[Required task]
Every line with the word "songs" in it should be extracted from the data that follows.

BEGIN Exercise materials

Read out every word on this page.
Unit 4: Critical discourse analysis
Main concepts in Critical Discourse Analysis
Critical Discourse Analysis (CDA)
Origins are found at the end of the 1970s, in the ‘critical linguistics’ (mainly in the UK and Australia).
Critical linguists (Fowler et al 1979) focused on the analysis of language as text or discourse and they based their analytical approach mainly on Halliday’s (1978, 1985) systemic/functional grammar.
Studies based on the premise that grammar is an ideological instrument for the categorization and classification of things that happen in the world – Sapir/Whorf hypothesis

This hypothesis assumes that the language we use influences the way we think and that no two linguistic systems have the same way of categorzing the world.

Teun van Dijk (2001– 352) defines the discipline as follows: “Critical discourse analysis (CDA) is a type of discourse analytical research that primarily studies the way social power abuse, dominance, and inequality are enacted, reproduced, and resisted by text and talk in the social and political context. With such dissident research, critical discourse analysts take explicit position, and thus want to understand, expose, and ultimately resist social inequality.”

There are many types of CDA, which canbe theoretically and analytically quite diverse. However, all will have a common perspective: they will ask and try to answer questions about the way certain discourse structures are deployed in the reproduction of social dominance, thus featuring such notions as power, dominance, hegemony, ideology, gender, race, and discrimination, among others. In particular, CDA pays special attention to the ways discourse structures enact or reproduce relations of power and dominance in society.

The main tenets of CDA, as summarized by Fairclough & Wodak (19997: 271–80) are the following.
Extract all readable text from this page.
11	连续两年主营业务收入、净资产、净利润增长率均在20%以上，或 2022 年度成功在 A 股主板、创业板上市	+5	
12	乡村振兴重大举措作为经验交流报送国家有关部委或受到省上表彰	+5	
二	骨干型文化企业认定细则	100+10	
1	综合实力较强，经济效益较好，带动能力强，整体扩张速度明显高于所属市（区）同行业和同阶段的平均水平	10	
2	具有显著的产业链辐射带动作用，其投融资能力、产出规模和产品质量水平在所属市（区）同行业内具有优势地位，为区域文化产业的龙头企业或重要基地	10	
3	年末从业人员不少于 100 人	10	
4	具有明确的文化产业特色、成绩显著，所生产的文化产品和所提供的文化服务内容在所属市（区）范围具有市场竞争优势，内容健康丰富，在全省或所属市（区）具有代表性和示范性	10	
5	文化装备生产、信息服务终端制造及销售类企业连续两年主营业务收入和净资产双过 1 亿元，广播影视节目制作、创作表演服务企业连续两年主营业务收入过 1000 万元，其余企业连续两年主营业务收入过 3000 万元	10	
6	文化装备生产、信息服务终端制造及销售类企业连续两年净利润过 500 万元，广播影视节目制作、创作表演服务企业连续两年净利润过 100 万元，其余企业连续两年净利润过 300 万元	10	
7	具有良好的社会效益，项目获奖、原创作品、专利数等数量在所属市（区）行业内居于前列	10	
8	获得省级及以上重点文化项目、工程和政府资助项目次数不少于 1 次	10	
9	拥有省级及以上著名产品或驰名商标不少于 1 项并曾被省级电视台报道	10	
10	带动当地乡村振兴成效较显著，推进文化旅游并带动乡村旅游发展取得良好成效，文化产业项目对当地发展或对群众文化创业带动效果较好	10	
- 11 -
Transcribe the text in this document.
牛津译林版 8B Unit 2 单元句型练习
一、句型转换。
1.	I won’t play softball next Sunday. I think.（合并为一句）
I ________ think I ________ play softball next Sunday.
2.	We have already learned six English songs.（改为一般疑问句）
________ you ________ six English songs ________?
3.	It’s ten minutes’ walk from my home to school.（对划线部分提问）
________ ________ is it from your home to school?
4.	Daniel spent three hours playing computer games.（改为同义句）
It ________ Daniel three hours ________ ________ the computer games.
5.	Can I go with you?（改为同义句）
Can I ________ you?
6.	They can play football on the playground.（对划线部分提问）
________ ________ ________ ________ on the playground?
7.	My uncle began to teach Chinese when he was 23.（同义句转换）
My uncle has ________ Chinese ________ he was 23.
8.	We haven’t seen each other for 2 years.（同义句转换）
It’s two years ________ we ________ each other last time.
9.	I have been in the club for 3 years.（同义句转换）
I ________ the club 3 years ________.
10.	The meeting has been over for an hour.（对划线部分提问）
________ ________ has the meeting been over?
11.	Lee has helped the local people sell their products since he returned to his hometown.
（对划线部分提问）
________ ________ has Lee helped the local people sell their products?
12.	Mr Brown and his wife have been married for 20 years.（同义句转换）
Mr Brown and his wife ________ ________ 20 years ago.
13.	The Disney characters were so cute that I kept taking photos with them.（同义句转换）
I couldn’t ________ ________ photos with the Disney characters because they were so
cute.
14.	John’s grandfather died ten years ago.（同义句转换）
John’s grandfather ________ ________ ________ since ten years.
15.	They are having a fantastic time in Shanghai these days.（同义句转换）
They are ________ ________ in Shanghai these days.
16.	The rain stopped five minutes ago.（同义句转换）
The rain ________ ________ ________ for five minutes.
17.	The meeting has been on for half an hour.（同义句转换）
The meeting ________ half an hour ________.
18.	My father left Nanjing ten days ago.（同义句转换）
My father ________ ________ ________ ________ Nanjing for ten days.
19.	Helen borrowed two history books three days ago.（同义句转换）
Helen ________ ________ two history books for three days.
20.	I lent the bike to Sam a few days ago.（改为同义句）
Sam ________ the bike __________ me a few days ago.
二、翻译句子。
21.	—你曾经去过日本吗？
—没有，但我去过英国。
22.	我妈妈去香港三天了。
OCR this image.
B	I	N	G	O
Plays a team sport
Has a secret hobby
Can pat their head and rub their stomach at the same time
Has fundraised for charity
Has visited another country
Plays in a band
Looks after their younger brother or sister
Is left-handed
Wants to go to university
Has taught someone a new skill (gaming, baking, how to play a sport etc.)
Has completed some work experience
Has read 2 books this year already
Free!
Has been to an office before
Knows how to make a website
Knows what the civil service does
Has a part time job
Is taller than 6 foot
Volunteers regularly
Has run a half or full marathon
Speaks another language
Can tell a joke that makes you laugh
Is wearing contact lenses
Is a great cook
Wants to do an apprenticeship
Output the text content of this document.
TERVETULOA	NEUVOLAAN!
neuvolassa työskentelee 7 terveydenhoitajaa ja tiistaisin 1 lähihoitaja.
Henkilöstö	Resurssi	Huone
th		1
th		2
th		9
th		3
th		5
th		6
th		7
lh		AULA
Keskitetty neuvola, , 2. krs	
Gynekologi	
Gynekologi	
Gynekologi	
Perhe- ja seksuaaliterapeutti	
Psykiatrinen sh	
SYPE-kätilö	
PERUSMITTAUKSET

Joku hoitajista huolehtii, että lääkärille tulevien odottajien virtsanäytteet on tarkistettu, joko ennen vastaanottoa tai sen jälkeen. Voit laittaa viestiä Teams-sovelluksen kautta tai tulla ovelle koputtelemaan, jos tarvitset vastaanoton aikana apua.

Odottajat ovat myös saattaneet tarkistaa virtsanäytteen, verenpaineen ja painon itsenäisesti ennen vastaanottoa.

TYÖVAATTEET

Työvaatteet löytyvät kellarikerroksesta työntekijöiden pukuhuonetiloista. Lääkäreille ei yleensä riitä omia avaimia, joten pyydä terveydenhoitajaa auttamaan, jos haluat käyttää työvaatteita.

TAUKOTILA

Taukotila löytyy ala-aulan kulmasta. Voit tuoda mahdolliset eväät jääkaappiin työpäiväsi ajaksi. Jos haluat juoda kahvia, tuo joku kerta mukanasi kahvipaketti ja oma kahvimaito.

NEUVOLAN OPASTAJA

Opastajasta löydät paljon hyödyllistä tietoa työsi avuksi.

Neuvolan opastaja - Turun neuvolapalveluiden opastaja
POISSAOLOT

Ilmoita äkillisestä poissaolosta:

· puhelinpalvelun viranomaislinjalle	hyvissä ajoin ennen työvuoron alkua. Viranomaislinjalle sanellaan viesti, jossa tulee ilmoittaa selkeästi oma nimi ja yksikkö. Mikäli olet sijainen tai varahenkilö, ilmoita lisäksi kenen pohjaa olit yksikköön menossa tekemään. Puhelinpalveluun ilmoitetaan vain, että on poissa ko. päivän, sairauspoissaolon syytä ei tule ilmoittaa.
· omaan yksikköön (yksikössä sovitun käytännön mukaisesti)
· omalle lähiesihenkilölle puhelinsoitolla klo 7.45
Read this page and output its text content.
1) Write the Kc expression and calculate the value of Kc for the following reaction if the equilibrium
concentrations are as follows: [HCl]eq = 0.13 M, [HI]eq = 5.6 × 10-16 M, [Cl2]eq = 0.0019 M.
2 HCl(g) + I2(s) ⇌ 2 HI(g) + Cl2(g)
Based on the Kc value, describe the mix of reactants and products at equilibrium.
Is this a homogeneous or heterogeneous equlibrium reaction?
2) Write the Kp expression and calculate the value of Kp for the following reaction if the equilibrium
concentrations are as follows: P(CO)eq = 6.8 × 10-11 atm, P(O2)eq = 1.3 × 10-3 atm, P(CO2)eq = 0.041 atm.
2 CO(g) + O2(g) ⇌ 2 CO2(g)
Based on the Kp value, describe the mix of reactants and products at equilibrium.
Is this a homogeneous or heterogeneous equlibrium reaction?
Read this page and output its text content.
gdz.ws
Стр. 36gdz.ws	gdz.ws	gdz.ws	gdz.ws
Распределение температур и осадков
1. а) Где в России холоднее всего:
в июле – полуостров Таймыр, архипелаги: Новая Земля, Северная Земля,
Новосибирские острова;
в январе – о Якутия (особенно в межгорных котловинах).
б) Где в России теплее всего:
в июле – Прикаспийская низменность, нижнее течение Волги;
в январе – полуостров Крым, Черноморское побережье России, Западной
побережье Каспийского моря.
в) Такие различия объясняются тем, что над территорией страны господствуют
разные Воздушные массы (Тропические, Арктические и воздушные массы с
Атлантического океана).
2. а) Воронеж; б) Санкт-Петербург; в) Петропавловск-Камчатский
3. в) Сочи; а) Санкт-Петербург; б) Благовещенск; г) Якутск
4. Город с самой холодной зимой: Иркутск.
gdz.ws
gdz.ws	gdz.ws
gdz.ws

END Exercise materials

[Output]
2.	We have already learned six English songs.（改为一般疑问句）
________ you ________ six English songs ________?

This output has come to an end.